- [TASK GOAL] Determine how many lines in the entries below include "icon". The reply should be that number and nothing else.

- [SUPPLIED RECORDS]

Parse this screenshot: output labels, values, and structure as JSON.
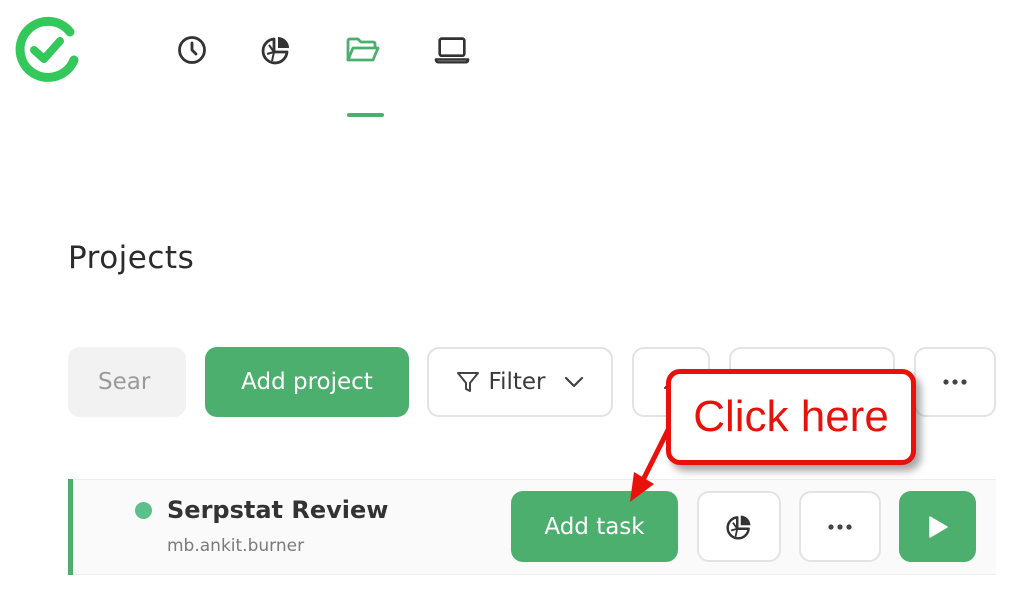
{
  "brand": {
    "logo_icon": "check-circle-logo-icon",
    "color": "#34c759"
  },
  "nav": {
    "active_index": 2,
    "items": [
      {
        "icon": "clock-icon"
      },
      {
        "icon": "pie-chart-icon"
      },
      {
        "icon": "folder-open-icon"
      },
      {
        "icon": "laptop-icon"
      }
    ]
  },
  "page": {
    "title": "Projects"
  },
  "toolbar": {
    "search_placeholder": "Sear",
    "add_project_label": "Add project",
    "filter_label": "Filter"
  },
  "project": {
    "name": "Serpstat Review",
    "owner": "mb.ankit.burner",
    "status_color": "#5cc08a",
    "add_task_label": "Add task"
  },
  "annotation": {
    "text": "Click here",
    "color": "#e8120b"
  },
  "colors": {
    "accent": "#4caf6d"
  }
}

- [TASK RESULT] 5